*Job*
Below are entries; tally how many lines hold the string "this" and answer with only that figure.

+-------+

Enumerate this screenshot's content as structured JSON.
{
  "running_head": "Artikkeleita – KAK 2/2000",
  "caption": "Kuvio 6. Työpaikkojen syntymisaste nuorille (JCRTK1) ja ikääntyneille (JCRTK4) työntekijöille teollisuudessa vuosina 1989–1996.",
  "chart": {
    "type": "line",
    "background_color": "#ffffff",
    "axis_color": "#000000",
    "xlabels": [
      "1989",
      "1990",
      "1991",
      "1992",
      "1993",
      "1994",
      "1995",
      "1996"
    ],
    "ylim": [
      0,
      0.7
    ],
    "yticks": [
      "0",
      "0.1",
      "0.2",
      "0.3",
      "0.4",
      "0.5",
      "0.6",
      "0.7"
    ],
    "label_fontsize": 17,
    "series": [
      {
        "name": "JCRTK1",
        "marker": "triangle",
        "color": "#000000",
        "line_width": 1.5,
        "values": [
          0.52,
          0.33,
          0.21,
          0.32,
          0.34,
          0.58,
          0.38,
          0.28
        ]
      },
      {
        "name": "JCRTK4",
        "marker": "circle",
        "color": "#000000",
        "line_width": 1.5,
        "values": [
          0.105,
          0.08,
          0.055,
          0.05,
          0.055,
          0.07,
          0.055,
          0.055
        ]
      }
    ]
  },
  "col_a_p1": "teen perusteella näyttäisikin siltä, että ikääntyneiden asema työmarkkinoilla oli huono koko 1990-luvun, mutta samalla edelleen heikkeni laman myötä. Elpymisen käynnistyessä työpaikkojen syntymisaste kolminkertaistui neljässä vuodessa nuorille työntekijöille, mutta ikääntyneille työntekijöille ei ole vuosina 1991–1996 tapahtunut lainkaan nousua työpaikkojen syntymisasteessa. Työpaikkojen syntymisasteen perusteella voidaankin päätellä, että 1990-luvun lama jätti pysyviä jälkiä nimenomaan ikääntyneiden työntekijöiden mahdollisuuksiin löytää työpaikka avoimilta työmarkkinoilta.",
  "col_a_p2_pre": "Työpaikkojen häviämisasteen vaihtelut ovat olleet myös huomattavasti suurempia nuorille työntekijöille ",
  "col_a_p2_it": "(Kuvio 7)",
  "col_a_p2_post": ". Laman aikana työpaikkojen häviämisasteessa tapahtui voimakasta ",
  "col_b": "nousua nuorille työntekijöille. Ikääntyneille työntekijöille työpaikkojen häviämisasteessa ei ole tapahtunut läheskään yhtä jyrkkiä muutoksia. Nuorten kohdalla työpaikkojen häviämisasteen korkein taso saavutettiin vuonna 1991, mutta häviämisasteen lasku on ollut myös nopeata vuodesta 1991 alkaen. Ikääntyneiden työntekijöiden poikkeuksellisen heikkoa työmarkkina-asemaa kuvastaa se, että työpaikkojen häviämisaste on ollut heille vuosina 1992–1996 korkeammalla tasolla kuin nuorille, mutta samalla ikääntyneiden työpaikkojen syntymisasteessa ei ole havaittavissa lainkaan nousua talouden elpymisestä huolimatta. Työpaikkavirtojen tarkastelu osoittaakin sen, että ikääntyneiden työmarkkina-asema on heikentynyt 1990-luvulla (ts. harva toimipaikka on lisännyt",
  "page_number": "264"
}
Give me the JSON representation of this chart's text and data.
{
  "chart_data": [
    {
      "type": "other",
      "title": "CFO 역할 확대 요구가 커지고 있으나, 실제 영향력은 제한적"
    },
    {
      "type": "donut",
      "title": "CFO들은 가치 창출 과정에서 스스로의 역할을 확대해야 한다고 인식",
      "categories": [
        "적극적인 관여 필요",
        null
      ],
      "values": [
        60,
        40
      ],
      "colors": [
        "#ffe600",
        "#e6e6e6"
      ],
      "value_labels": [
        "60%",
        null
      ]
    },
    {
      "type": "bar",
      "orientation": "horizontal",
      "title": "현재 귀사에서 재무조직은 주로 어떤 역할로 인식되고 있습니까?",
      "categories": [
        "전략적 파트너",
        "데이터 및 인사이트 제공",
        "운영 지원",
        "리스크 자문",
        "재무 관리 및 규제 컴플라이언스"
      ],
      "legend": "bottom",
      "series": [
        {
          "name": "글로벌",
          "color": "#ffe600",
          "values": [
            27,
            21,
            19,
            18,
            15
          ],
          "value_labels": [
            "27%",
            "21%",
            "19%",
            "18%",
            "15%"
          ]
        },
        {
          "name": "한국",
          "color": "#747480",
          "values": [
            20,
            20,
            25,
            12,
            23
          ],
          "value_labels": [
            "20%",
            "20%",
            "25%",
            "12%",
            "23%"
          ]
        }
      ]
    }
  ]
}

+-------+

*Right answer*
2